• Data entries for graphics

^^^^^^^^^^^^^^^^

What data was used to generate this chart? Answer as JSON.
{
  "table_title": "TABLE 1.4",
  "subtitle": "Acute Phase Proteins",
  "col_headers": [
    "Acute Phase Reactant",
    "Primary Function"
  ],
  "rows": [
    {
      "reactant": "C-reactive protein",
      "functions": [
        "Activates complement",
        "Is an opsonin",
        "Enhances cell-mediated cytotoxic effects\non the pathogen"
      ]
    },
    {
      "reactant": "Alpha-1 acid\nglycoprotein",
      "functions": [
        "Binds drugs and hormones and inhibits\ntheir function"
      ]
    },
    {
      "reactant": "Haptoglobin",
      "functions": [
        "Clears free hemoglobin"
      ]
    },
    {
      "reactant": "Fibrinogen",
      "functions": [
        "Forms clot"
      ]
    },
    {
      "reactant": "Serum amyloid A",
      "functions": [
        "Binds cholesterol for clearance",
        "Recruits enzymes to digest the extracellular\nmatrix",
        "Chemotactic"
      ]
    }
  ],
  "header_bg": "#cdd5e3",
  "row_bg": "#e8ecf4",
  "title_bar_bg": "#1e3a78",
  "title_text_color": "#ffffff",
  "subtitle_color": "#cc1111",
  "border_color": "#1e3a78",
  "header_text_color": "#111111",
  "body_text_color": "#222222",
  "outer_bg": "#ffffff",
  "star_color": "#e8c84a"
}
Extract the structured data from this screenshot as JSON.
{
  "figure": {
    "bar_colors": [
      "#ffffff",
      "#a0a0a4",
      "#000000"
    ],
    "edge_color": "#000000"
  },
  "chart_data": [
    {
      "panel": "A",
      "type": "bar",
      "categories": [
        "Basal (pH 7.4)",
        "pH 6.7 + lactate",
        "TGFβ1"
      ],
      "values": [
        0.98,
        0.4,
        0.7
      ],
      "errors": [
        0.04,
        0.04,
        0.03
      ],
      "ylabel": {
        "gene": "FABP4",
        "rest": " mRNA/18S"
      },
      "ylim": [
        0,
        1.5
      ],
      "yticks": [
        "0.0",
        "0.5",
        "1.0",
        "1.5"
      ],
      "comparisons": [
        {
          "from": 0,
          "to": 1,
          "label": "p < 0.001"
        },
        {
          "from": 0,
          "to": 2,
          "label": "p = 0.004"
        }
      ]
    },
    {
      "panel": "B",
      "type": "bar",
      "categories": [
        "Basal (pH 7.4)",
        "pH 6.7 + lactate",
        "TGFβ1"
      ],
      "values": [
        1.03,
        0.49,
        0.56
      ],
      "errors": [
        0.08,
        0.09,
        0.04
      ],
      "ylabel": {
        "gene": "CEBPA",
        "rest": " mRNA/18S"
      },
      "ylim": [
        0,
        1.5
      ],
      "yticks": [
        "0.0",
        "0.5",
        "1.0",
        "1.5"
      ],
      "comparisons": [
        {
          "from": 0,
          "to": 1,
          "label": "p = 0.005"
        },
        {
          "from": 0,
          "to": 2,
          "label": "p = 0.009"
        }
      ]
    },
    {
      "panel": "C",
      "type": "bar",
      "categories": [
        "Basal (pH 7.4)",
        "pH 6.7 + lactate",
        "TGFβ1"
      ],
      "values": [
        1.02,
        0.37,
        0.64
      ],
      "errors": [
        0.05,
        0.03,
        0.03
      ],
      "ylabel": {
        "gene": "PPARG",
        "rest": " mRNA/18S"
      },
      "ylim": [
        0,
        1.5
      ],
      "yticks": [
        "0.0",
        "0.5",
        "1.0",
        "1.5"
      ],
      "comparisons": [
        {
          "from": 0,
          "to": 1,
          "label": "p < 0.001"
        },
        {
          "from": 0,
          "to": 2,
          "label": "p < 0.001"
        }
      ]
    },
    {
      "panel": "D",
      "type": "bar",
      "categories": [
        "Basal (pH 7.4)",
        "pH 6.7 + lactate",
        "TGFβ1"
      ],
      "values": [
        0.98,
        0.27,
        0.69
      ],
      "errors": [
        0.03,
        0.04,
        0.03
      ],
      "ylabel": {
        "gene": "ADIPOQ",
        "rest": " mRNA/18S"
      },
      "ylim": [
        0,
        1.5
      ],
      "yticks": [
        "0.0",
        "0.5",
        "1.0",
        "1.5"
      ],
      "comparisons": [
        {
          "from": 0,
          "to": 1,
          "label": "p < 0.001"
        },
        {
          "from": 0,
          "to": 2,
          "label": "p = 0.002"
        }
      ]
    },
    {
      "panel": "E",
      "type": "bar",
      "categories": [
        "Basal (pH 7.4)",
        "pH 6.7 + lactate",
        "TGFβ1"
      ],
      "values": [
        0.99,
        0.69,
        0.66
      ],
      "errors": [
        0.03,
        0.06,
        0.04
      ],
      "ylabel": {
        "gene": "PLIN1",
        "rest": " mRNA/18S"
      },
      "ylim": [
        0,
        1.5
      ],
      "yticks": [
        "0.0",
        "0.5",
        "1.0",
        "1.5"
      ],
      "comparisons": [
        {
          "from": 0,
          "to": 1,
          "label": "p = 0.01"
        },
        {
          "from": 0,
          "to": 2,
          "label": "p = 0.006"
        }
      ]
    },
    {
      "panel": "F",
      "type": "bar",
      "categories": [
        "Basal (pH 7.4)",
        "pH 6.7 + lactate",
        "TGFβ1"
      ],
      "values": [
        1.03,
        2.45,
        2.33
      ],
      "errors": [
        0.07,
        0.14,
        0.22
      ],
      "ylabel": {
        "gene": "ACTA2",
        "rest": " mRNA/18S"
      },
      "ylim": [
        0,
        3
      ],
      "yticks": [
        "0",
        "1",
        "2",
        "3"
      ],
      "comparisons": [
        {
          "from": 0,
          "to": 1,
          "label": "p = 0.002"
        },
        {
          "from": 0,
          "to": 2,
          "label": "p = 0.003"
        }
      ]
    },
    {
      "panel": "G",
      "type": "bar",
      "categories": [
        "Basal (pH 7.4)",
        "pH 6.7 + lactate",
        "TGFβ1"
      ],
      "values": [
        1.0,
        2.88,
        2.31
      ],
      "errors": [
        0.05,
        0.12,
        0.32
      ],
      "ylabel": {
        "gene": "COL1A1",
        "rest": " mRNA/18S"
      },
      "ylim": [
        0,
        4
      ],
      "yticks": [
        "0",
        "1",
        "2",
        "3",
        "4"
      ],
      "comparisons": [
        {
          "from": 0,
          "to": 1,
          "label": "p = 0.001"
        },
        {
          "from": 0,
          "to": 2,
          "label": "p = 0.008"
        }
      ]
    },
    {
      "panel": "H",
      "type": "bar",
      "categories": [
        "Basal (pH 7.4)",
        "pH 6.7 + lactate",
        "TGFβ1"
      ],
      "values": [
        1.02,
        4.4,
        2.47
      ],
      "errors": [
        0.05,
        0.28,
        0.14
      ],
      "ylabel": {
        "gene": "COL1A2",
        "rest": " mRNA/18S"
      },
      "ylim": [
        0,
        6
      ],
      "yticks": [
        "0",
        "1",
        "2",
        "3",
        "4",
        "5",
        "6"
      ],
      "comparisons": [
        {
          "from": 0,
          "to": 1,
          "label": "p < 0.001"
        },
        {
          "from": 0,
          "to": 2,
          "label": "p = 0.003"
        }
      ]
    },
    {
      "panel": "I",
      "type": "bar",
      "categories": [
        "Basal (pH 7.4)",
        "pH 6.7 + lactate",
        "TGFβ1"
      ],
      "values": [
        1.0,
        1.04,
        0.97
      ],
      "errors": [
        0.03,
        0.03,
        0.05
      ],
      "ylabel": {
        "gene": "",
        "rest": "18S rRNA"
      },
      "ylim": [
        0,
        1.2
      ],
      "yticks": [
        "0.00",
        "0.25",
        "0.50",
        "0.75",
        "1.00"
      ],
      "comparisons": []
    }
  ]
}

^^^^^^^^^^^^^^^^

• Required work
Which lines above contain the word "JSON"? List them.

• Task output
What data was used to generate this chart? Answer as JSON.
Extract the structured data from this screenshot as JSON.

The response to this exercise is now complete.